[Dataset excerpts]
---------------

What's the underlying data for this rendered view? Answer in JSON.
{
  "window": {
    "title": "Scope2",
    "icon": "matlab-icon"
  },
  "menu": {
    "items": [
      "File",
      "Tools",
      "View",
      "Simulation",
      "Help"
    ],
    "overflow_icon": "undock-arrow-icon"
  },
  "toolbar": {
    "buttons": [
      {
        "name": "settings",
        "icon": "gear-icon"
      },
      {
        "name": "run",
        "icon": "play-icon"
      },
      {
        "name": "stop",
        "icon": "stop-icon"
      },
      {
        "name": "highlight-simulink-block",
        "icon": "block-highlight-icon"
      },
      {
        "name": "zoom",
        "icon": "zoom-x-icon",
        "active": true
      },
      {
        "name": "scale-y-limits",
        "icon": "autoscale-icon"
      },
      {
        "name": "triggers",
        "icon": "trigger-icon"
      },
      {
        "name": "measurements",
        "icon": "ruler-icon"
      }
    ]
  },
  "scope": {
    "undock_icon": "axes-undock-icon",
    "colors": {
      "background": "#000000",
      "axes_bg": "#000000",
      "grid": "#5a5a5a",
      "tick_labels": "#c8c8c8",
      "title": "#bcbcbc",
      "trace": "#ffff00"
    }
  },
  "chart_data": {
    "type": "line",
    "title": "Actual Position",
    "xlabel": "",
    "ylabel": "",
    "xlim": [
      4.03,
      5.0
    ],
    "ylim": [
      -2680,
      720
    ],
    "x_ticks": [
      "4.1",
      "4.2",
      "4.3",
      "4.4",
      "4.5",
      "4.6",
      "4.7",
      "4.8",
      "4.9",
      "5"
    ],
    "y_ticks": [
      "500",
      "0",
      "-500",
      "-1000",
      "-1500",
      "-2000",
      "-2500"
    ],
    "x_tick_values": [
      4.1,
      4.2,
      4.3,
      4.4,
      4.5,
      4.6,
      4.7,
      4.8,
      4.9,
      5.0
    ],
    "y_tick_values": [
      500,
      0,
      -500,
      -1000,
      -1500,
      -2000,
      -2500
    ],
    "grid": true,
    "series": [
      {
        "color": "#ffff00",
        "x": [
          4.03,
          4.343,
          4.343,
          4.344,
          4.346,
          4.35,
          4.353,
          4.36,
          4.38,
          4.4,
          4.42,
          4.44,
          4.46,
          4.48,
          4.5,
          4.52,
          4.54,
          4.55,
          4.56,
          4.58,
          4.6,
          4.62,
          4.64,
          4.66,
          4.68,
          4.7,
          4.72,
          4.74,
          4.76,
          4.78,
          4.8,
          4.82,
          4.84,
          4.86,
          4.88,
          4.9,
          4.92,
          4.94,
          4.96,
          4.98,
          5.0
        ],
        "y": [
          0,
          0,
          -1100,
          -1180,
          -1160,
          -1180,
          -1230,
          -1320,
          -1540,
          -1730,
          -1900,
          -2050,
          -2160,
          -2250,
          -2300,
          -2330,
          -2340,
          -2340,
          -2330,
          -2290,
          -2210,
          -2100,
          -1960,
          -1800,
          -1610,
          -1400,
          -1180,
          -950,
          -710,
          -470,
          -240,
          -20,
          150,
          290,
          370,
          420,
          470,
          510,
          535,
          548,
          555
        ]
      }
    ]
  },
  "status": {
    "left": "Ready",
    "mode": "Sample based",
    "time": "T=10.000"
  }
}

---------------

Give back the whole listing, word for word.

What's the underlying data for this rendered view? Answer in JSON.
{
  "window": {
    "title": "Scope2",
    "icon": "matlab-icon"
  },
  "menu": {
    "items": [
      "File",
      "Tools",
      "View",
      "Simulation",
      "Help"
    ],
    "overflow_icon": "undock-arrow-icon"
  },
  "toolbar": {
    "buttons": [
      {
        "name": "settings",
        "icon": "gear-icon"
      },
      {
        "name": "run",
        "icon": "play-icon"
      },
      {
        "name": "stop",
        "icon": "stop-icon"
      },
      {
        "name": "highlight-simulink-block",
        "icon": "block-highlight-icon"
      },
      {
        "name": "zoom",
        "icon": "zoom-x-icon",
        "active": true
      },
      {
        "name": "scale-y-limits",
        "icon": "autoscale-icon"
      },
      {
        "name": "triggers",
        "icon": "trigger-icon"
      },
      {
        "name": "measurements",
        "icon": "ruler-icon"
      }
    ]
  },
  "scope": {
    "undock_icon": "axes-undock-icon",
    "colors": {
      "background": "#000000",
      "axes_bg": "#000000",
      "grid": "#5a5a5a",
      "tick_labels": "#c8c8c8",
      "title": "#bcbcbc",
      "trace": "#ffff00"
    }
  },
  "chart_data": {
    "type": "line",
    "title": "Actual Position",
    "xlabel": "",
    "ylabel": "",
    "xlim": [
      4.03,
      5.0
    ],
    "ylim": [
      -2680,
      720
    ],
    "x_ticks": [
      "4.1",
      "4.2",
      "4.3",
      "4.4",
      "4.5",
      "4.6",
      "4.7",
      "4.8",
      "4.9",
      "5"
    ],
    "y_ticks": [
      "500",
      "0",
      "-500",
      "-1000",
      "-1500",
      "-2000",
      "-2500"
    ],
    "x_tick_values": [
      4.1,
      4.2,
      4.3,
      4.4,
      4.5,
      4.6,
      4.7,
      4.8,
      4.9,
      5.0
    ],
    "y_tick_values": [
      500,
      0,
      -500,
      -1000,
      -1500,
      -2000,
      -2500
    ],
    "grid": true,
    "series": [
      {
        "color": "#ffff00",
        "x": [
          4.03,
          4.343,
          4.343,
          4.344,
          4.346,
          4.35,
          4.353,
          4.36,
          4.38,
          4.4,
          4.42,
          4.44,
          4.46,
          4.48,
          4.5,
          4.52,
          4.54,
          4.55,
          4.56,
          4.58,
          4.6,
          4.62,
          4.64,
          4.66,
          4.68,
          4.7,
          4.72,
          4.74,
          4.76,
          4.78,
          4.8,
          4.82,
          4.84,
          4.86,
          4.88,
          4.9,
          4.92,
          4.94,
          4.96,
          4.98,
          5.0
        ],
        "y": [
          0,
          0,
          -1100,
          -1180,
          -1160,
          -1180,
          -1230,
          -1320,
          -1540,
          -1730,
          -1900,
          -2050,
          -2160,
          -2250,
          -2300,
          -2330,
          -2340,
          -2340,
          -2330,
          -2290,
          -2210,
          -2100,
          -1960,
          -1800,
          -1610,
          -1400,
          -1180,
          -950,
          -710,
          -470,
          -240,
          -20,
          150,
          290,
          370,
          420,
          470,
          510,
          535,
          548,
          555
        ]
      }
    ]
  },
  "status": {
    "left": "Ready",
    "mode": "Sample based",
    "time": "T=10.000"
  }
}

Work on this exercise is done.